--- BEGIN Exercise materials ---

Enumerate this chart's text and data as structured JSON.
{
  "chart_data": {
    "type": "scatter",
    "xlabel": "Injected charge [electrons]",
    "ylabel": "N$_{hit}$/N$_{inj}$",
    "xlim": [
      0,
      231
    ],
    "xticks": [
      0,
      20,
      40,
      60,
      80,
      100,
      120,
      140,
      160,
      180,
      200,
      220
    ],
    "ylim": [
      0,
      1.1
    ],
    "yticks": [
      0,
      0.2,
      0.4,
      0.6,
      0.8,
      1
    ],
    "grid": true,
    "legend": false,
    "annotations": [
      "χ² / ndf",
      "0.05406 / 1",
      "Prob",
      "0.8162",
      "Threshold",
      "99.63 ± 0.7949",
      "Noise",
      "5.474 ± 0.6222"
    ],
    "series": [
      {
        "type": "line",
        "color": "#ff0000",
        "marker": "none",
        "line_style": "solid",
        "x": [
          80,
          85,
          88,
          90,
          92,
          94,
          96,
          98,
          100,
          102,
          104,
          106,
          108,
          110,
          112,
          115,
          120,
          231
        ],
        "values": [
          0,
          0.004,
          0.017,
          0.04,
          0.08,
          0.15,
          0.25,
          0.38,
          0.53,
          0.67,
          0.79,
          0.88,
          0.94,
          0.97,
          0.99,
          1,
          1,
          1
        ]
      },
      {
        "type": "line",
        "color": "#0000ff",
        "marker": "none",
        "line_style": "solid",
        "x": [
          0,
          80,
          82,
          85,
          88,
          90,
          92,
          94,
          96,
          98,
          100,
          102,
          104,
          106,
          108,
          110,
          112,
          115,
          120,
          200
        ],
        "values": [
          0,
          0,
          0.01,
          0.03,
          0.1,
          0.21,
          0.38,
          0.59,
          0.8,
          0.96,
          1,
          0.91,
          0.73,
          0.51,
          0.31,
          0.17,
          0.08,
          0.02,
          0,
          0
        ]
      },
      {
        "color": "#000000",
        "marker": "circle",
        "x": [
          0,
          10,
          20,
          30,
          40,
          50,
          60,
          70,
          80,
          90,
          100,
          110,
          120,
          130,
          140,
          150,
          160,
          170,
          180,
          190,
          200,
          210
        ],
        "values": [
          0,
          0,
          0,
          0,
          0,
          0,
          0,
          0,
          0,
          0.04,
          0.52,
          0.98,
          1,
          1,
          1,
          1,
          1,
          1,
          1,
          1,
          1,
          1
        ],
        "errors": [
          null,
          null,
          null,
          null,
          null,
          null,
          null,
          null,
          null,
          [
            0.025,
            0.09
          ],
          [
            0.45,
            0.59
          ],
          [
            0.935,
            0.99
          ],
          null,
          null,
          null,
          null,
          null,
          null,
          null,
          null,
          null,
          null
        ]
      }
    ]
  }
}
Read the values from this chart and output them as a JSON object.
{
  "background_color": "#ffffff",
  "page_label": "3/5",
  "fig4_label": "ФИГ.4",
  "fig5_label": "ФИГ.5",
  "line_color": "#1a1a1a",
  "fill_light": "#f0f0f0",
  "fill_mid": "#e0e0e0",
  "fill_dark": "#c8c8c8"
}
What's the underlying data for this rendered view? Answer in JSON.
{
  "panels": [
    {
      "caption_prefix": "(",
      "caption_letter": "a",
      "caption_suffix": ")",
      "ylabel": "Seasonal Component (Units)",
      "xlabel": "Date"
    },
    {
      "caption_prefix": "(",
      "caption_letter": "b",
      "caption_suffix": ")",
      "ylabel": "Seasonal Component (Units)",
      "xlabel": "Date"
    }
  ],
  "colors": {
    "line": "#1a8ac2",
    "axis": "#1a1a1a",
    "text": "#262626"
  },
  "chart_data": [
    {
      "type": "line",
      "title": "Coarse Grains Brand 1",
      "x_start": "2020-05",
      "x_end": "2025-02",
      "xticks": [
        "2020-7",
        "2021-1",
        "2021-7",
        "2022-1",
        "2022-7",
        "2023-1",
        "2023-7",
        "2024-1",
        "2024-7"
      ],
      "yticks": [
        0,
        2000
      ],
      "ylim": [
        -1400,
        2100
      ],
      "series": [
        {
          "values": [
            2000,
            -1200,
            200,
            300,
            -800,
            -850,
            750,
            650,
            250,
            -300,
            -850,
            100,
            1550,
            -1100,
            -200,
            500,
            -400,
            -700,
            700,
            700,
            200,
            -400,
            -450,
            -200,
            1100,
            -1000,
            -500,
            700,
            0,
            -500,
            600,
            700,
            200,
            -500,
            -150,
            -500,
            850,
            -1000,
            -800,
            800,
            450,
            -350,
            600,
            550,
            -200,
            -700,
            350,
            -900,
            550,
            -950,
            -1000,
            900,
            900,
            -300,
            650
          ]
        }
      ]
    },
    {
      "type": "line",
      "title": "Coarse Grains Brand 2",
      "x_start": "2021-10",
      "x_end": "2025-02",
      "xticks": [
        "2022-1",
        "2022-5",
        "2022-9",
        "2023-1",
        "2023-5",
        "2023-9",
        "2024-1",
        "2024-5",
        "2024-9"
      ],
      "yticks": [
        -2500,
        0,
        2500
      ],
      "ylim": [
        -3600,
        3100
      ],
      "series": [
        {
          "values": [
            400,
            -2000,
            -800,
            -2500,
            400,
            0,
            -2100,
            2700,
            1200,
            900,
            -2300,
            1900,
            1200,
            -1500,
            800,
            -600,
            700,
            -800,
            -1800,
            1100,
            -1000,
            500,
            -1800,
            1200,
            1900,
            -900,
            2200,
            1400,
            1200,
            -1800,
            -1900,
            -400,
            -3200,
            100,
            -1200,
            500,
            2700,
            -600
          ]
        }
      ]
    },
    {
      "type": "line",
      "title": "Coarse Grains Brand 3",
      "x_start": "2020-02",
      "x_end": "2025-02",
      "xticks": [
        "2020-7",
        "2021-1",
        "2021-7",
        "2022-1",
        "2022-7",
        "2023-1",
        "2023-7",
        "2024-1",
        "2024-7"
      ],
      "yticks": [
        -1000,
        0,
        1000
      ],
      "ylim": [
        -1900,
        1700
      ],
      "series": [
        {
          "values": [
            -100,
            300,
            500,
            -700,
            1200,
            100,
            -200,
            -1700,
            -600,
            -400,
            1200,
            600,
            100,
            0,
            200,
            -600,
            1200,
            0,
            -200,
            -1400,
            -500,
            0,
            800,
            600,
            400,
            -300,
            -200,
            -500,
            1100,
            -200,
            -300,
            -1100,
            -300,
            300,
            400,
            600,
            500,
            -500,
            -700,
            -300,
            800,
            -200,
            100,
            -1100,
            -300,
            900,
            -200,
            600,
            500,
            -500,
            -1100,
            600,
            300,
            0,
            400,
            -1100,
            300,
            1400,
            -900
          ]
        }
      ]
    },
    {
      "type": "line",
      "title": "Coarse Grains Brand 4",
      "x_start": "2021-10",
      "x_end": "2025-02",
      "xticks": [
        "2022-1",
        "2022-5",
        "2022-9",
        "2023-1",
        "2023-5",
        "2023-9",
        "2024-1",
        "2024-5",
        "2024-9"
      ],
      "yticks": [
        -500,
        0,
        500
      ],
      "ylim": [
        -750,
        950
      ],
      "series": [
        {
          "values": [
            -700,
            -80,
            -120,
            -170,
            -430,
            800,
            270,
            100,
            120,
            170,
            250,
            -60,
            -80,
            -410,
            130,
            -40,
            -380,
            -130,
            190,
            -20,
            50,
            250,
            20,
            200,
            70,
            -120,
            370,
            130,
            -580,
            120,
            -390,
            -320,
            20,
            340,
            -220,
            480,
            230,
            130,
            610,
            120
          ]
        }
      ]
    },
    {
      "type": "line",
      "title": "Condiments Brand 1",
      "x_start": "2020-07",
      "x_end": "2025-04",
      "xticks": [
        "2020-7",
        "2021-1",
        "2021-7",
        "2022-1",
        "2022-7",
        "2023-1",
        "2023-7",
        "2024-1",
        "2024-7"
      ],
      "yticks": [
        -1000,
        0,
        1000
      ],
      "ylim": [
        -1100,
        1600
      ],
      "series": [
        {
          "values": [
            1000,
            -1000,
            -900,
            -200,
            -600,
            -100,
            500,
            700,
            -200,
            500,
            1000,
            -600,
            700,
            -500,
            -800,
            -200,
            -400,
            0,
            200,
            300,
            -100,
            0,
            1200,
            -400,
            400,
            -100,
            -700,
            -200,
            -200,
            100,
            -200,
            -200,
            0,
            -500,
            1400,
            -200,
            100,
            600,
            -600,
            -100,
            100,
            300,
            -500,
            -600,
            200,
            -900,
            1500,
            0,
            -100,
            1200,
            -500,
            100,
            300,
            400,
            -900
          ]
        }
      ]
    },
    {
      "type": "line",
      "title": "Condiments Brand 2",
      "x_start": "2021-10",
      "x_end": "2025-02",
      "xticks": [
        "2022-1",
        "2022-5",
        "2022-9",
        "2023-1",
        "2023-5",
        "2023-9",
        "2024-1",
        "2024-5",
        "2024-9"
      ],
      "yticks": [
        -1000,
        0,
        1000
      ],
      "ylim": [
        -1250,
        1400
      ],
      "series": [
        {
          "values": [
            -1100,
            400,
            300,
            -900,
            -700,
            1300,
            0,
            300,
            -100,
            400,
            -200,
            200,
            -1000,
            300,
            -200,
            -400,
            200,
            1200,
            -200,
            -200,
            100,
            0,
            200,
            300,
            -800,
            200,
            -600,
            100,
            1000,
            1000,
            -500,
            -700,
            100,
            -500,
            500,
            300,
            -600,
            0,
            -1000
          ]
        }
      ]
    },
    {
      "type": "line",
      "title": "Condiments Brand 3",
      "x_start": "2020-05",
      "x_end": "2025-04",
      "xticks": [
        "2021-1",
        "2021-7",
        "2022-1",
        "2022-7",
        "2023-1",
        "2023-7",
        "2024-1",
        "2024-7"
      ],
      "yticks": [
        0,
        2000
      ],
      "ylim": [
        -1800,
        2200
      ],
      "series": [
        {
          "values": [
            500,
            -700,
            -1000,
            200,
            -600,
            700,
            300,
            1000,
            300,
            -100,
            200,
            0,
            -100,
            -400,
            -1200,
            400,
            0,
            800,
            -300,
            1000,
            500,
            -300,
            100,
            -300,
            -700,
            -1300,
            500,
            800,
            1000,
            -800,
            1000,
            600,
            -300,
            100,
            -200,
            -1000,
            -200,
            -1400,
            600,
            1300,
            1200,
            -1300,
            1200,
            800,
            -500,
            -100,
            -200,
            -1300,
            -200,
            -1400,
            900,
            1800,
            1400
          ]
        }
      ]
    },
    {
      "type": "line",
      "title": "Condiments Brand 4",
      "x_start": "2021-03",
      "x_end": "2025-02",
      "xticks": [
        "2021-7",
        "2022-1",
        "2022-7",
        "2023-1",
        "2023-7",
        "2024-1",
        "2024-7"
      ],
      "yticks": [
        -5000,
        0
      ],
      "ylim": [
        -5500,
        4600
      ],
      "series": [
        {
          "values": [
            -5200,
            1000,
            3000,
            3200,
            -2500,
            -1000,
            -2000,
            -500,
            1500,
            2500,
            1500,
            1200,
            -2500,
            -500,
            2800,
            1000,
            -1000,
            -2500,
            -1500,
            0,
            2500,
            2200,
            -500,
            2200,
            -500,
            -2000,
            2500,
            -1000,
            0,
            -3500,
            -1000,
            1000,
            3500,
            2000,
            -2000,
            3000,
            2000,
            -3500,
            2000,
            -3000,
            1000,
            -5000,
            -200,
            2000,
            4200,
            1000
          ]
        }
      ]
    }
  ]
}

--- END Exercise materials ---

Read the entries and show each line that mentions "Brand".

      "title": "Coarse Grains Brand 1",
      "title": "Coarse Grains Brand 2",
      "title": "Coarse Grains Brand 3",
      "title": "Coarse Grains Brand 4",
      "title": "Condiments Brand 1",
      "title": "Condiments Brand 2",
      "title": "Condiments Brand 3",
      "title": "Condiments Brand 4",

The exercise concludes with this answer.